What to produce: Return only these lines: the one that contains "What does this" and every line after it through the end of the listing, exactly, without pictures.

Extracted data entries
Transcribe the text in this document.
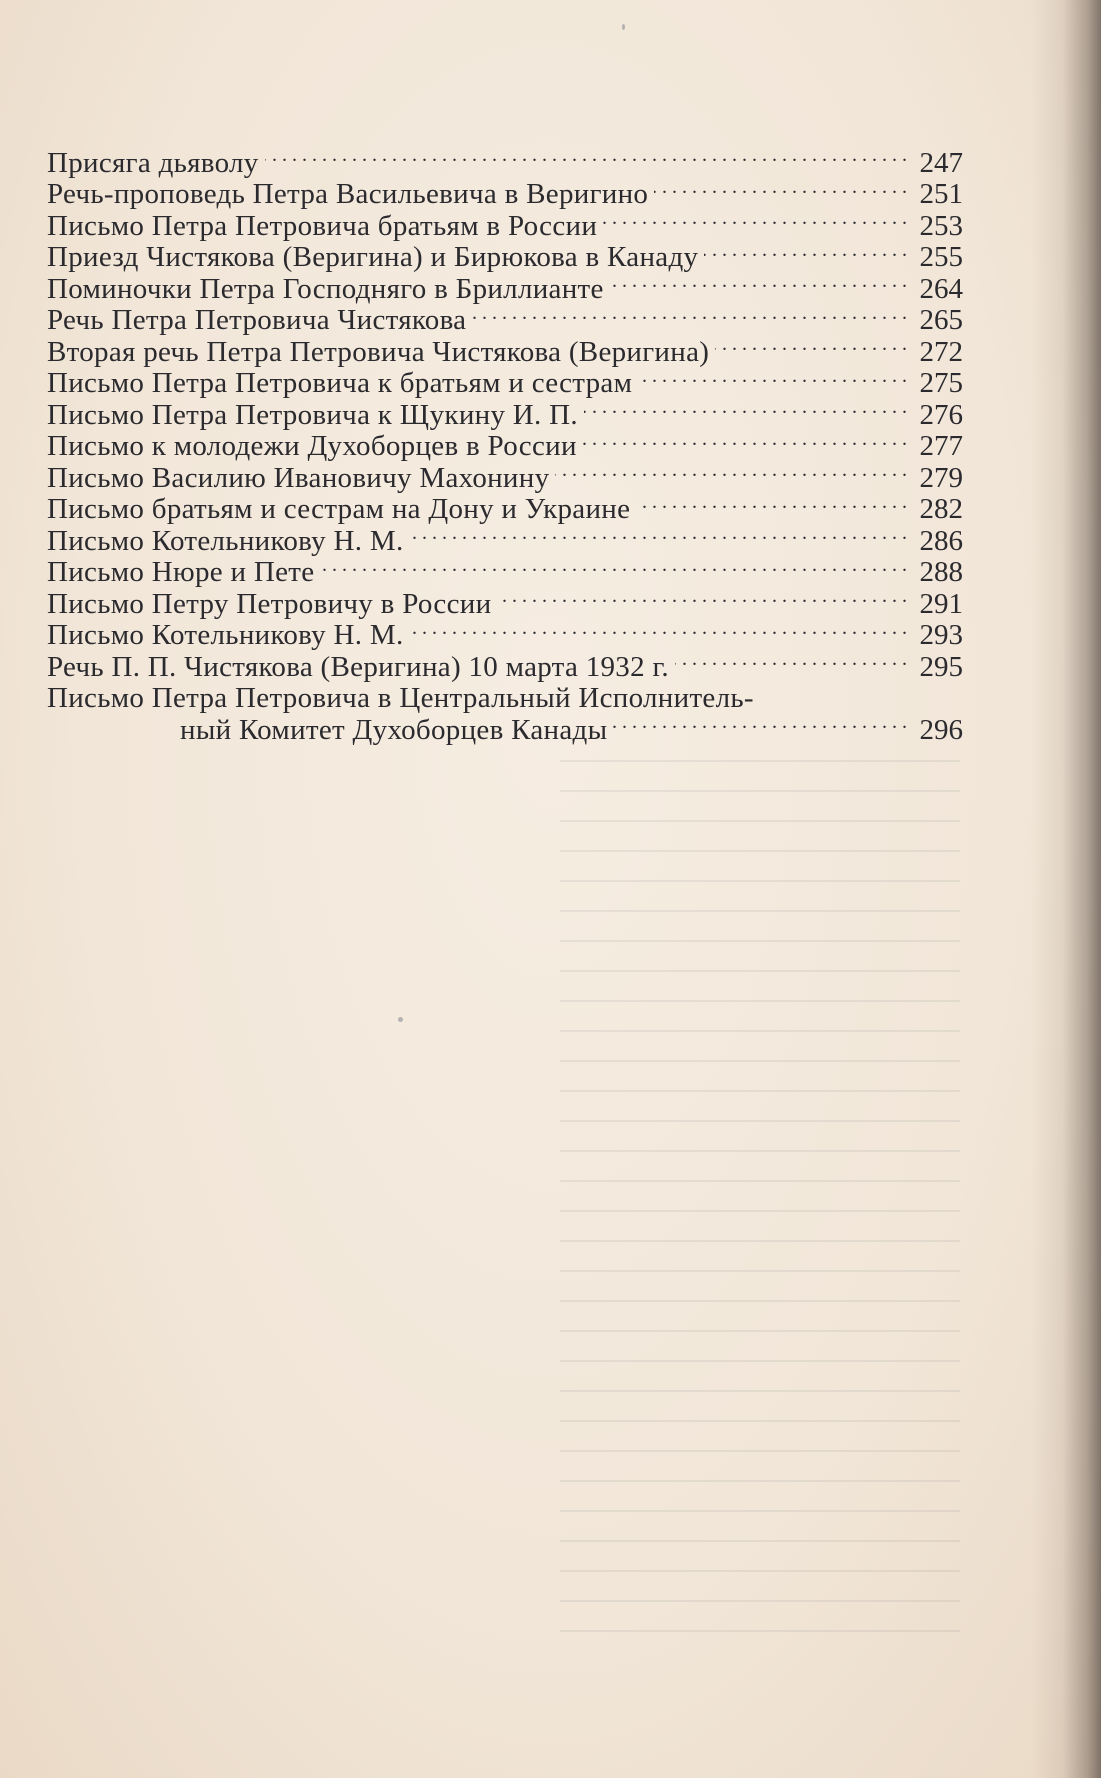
Присяга дьяволу . . .	247
Речь-проповедь Петра Васильевича в Веригино . . .	251
Письмо Петра Петровича братьям в России . . .	253
Приезд Чистякова (Веригина) и Бирюкова в Канаду . . .	255
Поминочки Петра Господняго в Бриллианте . . .	264
Речь Петра Петровича Чистякова . . .	265
Вторая речь Петра Петровича Чистякова (Веригина) . . .	272
Письмо Петра Петровича к братьям и сестрам . . .	275
Письмо Петра Петровича к Щукину И. П. . . .	276
Письмо к молодежи Духоборцев в России . . .	277
Письмо Василию Ивановичу Махонину . . .	279
Письмо братьям и сестрам на Дону и Украине . . .	282
Письмо Котельникову Н. М. . . .	286
Письмо Нюре и Пете . . .	288
Письмо Петру Петровичу в России . . .	291
Письмо Котельникову Н. М. . . .	293
Речь П. П. Чистякова (Веригина) 10 марта 1932 г. . . .	295
Письмо Петра Петровича в Центральный Исполнитель-
ный Комитет Духоборцев Канады . . .	296
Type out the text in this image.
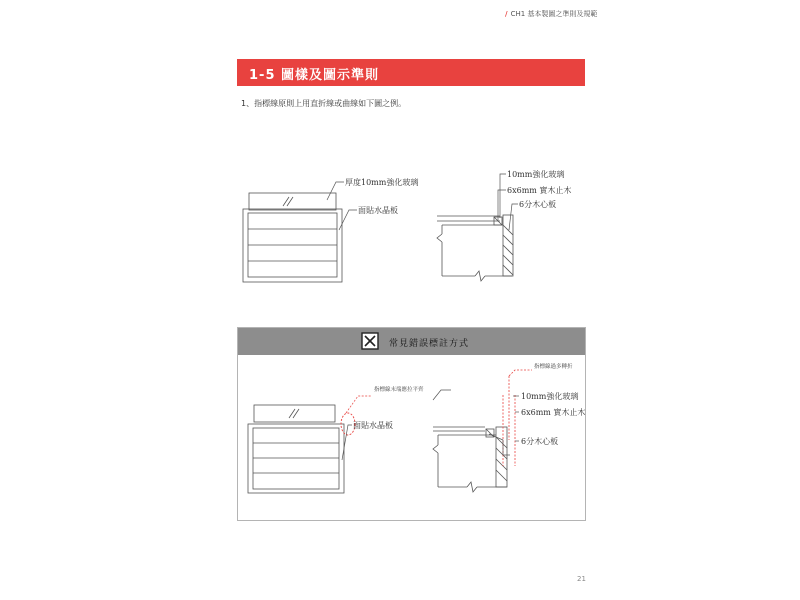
/ CH1 基本製圖之準則及規範
1-5 圖樣及圖示準則
1、指標線原則上用直折線或曲線如下圖之例。
厚度10mm強化玻璃
面貼水晶板
10mm強化玻璃
6x6mm 實木止木
6分木心板
常見錯誤標註方式
指標線末端應拉平齊
面貼水晶板
指標線過多轉折
10mm強化玻璃
6x6mm 實木止木
6分木心板
21
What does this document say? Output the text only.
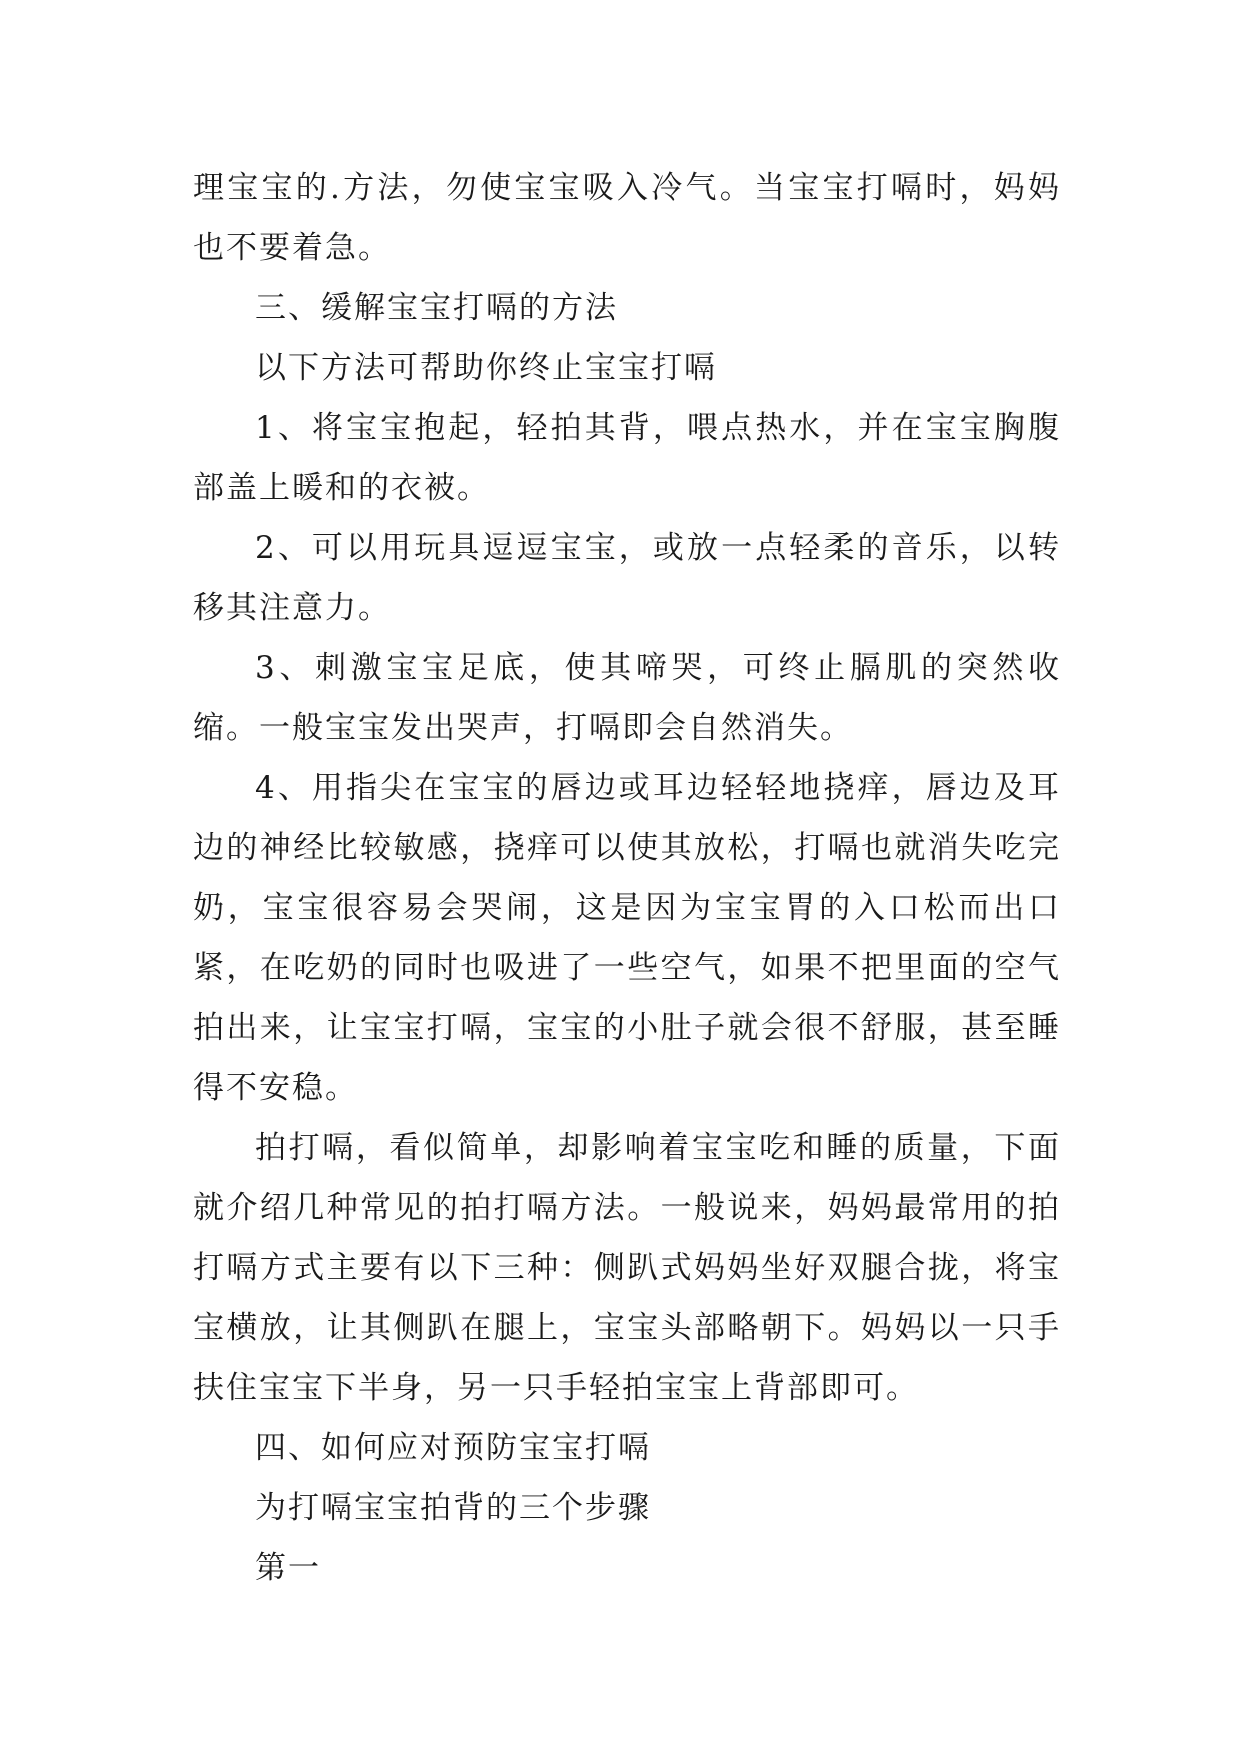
理宝宝的.方法，勿使宝宝吸入冷气。当宝宝打嗝时，妈妈也不要着急。

三、缓解宝宝打嗝的方法

以下方法可帮助你终止宝宝打嗝

1、将宝宝抱起，轻拍其背，喂点热水，并在宝宝胸腹部盖上暖和的衣被。

2、可以用玩具逗逗宝宝，或放一点轻柔的音乐，以转移其注意力。

3、刺激宝宝足底，使其啼哭，可终止膈肌的突然收缩。一般宝宝发出哭声，打嗝即会自然消失。

4、用指尖在宝宝的唇边或耳边轻轻地挠痒，唇边及耳边的神经比较敏感，挠痒可以使其放松，打嗝也就消失吃完奶，宝宝很容易会哭闹，这是因为宝宝胃的入口松而出口紧，在吃奶的同时也吸进了一些空气，如果不把里面的空气拍出来，让宝宝打嗝，宝宝的小肚子就会很不舒服，甚至睡得不安稳。

拍打嗝，看似简单，却影响着宝宝吃和睡的质量，下面就介绍几种常见的拍打嗝方法。一般说来，妈妈最常用的拍打嗝方式主要有以下三种：侧趴式妈妈坐好双腿合拢，将宝宝横放，让其侧趴在腿上，宝宝头部略朝下。妈妈以一只手扶住宝宝下半身，另一只手轻拍宝宝上背部即可。

四、如何应对预防宝宝打嗝

为打嗝宝宝拍背的三个步骤

第一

Task solution:
What does this document say? Output the text only.
理宝宝的.方法，勿使宝宝吸入冷气。当宝宝打嗝时，妈妈也不要着急。

三、缓解宝宝打嗝的方法

以下方法可帮助你终止宝宝打嗝

1、将宝宝抱起，轻拍其背，喂点热水，并在宝宝胸腹部盖上暖和的衣被。

2、可以用玩具逗逗宝宝，或放一点轻柔的音乐，以转移其注意力。

3、刺激宝宝足底，使其啼哭，可终止膈肌的突然收缩。一般宝宝发出哭声，打嗝即会自然消失。

4、用指尖在宝宝的唇边或耳边轻轻地挠痒，唇边及耳边的神经比较敏感，挠痒可以使其放松，打嗝也就消失吃完奶，宝宝很容易会哭闹，这是因为宝宝胃的入口松而出口紧，在吃奶的同时也吸进了一些空气，如果不把里面的空气拍出来，让宝宝打嗝，宝宝的小肚子就会很不舒服，甚至睡得不安稳。

拍打嗝，看似简单，却影响着宝宝吃和睡的质量，下面就介绍几种常见的拍打嗝方法。一般说来，妈妈最常用的拍打嗝方式主要有以下三种：侧趴式妈妈坐好双腿合拢，将宝宝横放，让其侧趴在腿上，宝宝头部略朝下。妈妈以一只手扶住宝宝下半身，另一只手轻拍宝宝上背部即可。

四、如何应对预防宝宝打嗝

为打嗝宝宝拍背的三个步骤

第一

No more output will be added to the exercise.